# Do this
Find every line in the records below that holds the word "screenshot" and copy it.

# Records shown
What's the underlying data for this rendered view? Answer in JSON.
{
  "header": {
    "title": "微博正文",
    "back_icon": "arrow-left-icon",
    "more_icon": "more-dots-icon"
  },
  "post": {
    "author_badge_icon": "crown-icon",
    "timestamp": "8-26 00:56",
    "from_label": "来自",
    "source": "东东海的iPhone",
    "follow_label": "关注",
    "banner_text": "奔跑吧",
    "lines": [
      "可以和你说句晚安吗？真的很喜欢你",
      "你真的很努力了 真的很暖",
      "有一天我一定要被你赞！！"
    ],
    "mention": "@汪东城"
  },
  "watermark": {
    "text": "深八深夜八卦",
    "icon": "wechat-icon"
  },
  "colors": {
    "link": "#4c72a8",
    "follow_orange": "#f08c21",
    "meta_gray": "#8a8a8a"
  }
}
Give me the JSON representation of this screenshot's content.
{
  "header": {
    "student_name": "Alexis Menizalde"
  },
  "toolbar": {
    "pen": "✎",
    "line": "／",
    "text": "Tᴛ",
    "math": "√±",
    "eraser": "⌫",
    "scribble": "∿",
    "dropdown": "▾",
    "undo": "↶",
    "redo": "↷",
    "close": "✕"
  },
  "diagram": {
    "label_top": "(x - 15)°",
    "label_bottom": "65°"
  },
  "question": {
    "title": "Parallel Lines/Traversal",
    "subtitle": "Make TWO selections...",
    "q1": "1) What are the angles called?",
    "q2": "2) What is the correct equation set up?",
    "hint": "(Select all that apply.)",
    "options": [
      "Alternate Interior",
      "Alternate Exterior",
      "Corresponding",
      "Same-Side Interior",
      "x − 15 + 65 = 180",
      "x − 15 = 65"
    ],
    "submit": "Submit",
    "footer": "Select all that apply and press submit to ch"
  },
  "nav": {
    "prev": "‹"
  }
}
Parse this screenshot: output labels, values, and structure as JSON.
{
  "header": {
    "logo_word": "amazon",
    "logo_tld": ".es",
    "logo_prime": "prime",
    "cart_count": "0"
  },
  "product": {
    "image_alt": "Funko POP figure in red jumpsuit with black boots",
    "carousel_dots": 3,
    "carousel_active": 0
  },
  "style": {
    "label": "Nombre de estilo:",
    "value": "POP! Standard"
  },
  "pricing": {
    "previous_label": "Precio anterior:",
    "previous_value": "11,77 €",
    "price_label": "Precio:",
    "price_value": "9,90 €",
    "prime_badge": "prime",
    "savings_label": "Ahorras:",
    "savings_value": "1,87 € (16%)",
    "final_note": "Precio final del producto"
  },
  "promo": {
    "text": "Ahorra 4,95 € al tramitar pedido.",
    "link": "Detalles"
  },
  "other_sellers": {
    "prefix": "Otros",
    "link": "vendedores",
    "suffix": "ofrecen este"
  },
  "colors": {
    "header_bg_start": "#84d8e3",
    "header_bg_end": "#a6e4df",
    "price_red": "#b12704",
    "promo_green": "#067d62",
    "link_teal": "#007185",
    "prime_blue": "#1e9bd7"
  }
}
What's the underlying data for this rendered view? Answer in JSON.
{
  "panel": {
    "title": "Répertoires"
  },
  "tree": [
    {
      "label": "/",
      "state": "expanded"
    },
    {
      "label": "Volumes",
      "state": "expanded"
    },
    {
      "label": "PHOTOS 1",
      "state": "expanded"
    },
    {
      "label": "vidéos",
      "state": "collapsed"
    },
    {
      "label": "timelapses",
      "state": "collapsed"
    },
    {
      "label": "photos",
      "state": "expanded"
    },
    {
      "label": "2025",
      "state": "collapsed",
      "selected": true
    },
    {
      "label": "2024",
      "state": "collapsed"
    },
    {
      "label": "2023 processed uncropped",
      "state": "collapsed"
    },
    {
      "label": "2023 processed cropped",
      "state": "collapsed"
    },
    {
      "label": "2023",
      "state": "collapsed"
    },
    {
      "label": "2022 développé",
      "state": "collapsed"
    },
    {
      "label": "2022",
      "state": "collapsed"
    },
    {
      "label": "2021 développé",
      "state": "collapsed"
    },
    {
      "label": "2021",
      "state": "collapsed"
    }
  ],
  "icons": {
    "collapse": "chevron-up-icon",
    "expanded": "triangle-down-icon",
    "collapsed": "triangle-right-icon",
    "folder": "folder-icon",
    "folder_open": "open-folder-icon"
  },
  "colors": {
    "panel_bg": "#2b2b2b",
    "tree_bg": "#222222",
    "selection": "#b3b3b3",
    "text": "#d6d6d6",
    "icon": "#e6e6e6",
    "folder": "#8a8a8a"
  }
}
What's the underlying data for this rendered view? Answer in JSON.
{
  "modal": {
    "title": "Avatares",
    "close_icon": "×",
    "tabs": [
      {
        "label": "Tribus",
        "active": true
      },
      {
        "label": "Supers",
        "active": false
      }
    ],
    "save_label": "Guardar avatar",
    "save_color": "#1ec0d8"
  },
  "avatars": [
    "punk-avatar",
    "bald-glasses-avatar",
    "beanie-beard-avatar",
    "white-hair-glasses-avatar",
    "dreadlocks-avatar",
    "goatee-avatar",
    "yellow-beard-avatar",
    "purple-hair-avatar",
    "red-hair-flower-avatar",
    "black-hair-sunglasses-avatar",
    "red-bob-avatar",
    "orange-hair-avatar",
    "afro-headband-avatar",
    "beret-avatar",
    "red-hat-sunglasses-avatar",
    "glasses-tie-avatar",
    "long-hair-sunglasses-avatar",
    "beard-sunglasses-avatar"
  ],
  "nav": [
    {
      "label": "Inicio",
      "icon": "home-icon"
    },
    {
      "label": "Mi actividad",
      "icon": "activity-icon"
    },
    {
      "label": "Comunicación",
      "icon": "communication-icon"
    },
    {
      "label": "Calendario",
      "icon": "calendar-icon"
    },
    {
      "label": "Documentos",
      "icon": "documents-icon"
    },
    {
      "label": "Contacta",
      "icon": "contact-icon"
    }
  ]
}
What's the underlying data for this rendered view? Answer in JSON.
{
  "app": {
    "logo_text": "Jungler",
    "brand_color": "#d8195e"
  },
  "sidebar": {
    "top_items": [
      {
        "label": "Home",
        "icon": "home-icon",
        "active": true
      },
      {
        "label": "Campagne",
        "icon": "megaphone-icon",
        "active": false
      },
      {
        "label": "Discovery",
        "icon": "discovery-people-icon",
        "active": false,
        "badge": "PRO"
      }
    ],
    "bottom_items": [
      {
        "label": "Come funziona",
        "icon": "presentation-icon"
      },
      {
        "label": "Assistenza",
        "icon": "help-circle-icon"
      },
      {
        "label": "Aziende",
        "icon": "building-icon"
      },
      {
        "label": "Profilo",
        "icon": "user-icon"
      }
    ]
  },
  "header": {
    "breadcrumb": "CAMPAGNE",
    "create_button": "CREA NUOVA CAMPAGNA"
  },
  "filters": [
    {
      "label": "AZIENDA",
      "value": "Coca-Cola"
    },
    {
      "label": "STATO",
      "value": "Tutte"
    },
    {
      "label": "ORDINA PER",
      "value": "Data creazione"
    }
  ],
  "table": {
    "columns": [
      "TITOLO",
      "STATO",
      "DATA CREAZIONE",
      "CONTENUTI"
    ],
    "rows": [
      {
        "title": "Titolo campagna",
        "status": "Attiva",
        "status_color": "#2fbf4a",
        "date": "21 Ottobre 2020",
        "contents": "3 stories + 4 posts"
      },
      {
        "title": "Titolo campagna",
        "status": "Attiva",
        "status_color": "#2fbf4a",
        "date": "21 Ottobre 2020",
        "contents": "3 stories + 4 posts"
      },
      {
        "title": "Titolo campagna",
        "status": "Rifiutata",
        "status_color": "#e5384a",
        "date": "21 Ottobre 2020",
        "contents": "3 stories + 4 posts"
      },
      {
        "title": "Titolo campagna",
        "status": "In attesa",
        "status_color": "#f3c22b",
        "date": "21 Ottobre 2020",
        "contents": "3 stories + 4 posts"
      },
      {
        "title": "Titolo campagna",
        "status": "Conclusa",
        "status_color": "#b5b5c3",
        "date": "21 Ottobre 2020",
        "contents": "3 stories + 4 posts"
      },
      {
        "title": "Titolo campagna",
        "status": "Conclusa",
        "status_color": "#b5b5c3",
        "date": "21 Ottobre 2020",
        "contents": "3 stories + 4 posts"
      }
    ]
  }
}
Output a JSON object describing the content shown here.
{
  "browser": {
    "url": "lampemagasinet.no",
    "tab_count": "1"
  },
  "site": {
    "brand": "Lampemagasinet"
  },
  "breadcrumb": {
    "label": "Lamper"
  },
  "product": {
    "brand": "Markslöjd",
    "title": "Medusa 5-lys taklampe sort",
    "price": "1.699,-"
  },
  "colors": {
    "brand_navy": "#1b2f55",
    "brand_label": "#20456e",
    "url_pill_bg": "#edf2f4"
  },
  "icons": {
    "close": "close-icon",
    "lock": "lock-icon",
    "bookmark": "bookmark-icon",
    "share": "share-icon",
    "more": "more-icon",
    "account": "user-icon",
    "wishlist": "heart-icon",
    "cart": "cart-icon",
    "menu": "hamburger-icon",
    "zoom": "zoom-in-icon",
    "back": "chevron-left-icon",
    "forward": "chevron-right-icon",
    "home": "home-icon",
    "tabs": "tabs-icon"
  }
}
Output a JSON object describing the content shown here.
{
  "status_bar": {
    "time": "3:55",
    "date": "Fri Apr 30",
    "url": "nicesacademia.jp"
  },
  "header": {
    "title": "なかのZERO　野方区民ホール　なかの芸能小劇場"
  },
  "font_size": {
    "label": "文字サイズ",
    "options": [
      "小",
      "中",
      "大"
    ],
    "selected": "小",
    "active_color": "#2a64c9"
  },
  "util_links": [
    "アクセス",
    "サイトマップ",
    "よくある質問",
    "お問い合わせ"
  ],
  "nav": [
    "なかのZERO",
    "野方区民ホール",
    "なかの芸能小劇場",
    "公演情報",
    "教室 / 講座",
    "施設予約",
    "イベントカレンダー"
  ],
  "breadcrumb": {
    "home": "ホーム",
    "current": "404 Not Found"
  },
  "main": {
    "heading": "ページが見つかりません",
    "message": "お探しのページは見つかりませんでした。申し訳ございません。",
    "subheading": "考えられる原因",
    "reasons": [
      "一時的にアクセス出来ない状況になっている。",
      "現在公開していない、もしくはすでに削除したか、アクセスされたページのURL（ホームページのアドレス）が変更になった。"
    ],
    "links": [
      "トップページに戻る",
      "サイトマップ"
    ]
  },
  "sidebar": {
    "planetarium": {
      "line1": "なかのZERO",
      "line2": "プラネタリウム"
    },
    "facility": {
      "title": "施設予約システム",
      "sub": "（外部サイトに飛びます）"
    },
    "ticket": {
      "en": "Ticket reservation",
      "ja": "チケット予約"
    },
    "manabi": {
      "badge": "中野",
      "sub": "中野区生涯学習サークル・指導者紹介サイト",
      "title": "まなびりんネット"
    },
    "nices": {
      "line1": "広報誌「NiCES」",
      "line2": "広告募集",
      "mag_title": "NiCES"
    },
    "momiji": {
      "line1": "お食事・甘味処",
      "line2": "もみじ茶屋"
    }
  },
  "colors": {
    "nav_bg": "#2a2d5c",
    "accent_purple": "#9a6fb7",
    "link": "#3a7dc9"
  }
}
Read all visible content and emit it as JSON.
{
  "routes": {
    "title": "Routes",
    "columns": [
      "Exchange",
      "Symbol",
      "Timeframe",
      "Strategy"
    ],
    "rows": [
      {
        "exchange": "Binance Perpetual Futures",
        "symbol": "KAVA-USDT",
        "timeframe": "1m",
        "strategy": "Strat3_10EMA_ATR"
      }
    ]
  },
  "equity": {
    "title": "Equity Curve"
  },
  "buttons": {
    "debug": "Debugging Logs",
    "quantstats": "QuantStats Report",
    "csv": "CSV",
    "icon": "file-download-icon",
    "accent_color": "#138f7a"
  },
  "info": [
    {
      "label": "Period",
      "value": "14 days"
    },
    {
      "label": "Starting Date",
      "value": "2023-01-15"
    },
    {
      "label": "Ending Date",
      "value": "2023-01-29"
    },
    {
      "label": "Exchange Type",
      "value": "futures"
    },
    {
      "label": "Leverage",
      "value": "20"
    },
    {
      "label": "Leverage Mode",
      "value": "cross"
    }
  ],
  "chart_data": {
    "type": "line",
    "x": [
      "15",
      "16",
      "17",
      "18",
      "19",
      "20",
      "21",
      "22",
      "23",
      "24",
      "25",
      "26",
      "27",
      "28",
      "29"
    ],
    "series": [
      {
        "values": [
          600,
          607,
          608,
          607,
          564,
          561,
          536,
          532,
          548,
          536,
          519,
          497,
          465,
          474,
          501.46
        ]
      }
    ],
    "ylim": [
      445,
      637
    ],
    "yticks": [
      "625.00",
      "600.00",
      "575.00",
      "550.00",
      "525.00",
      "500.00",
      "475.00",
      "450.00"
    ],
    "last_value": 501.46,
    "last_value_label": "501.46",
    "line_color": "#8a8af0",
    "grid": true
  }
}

# Finished task
Give me the JSON representation of this screenshot's content.
Parse this screenshot: output labels, values, and structure as JSON.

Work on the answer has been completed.